____ DATASET

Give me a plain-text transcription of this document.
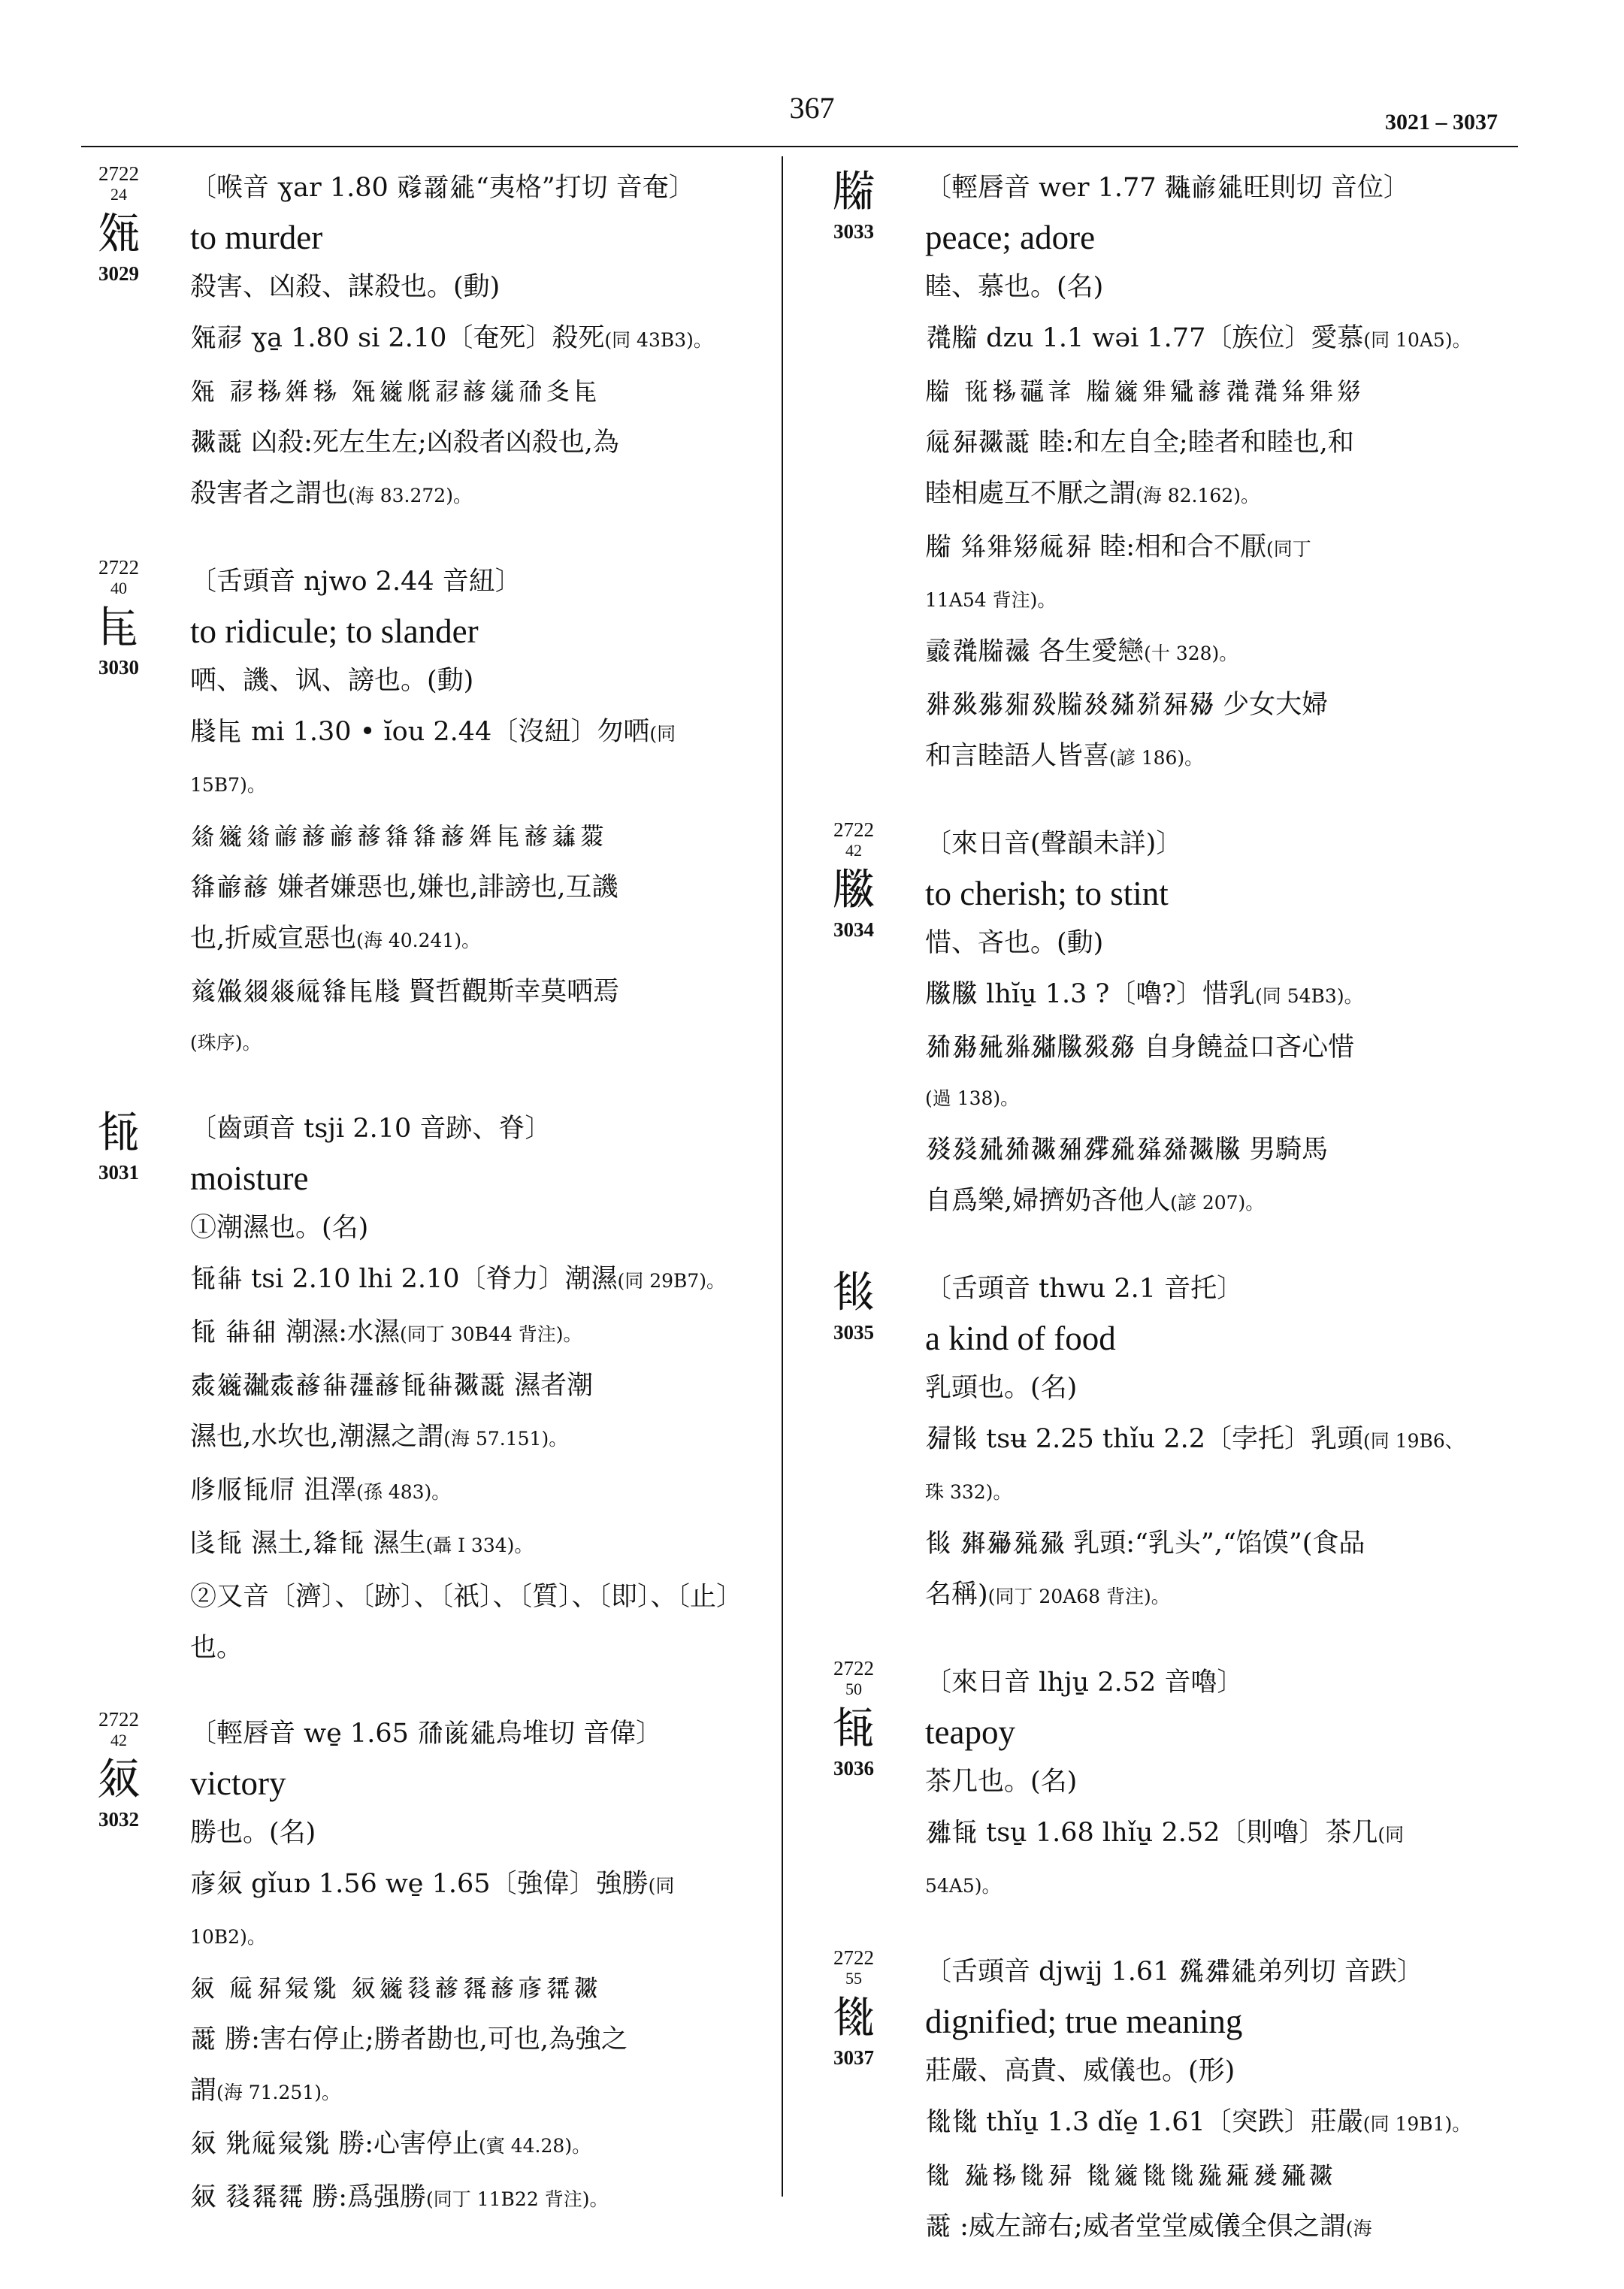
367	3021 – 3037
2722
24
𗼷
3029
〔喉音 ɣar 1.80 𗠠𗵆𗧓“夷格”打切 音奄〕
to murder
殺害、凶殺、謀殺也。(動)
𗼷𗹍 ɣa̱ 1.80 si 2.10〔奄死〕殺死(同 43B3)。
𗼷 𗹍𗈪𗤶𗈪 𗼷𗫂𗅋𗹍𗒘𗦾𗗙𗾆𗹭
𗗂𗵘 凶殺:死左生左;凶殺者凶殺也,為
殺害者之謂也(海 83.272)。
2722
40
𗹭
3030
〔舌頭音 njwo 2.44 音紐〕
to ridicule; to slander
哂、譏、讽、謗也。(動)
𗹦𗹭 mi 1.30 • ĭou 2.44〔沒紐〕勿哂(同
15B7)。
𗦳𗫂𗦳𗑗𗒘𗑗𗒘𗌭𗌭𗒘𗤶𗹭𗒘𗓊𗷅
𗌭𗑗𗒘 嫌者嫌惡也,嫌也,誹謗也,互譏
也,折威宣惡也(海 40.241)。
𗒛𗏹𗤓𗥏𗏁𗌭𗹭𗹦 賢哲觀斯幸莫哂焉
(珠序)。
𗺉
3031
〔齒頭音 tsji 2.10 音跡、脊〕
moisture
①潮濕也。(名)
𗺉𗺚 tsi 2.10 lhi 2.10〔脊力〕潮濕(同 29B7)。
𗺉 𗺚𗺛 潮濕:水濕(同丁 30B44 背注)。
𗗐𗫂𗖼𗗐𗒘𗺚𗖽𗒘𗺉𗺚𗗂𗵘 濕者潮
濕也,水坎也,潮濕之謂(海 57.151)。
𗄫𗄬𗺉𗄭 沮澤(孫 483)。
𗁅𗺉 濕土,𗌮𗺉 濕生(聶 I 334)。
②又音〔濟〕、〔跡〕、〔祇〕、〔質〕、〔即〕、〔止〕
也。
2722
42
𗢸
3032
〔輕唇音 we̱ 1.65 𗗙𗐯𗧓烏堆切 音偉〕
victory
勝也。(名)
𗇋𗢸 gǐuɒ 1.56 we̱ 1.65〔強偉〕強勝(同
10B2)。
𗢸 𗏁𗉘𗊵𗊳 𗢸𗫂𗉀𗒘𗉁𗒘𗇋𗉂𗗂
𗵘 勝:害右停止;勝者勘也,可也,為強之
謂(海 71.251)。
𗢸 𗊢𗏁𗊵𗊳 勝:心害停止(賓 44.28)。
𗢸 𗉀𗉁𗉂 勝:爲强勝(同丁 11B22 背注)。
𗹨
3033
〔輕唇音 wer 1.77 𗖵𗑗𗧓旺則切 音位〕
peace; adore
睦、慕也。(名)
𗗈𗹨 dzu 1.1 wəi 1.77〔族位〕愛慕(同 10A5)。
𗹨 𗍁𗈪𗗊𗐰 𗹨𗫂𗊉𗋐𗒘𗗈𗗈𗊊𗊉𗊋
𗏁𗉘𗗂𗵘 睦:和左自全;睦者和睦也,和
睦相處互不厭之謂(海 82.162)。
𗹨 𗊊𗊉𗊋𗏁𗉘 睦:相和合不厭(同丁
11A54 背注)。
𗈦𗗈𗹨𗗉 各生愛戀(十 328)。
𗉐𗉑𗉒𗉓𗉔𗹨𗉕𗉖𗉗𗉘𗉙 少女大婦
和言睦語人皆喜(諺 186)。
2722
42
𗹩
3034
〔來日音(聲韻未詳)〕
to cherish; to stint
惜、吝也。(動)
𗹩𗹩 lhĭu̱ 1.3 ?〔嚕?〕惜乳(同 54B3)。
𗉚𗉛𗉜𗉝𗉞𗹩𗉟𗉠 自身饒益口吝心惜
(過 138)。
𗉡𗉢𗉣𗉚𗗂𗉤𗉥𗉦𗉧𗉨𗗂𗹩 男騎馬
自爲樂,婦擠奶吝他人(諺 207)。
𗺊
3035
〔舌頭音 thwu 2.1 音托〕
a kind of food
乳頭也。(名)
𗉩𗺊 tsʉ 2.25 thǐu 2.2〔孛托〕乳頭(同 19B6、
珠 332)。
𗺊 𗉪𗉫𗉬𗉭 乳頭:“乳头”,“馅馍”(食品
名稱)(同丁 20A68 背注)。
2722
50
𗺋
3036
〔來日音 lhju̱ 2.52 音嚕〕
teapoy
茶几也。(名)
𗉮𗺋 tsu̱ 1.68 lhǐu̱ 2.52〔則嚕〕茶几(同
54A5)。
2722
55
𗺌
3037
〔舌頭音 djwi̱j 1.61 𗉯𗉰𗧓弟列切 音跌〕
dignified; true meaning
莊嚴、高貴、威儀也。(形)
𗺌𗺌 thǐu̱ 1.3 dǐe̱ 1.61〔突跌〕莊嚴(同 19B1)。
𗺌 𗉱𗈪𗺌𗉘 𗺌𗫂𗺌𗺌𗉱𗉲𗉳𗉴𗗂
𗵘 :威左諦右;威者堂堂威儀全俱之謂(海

________

Examine the records and pull out every line where the string "thǐu" occurs.

𗉩𗺊 tsʉ 2.25 thǐu 2.2〔孛托〕乳頭(同 19B6、
𗺌𗺌 thǐu̱ 1.3 dǐe̱ 1.61〔突跌〕莊嚴(同 19B1)。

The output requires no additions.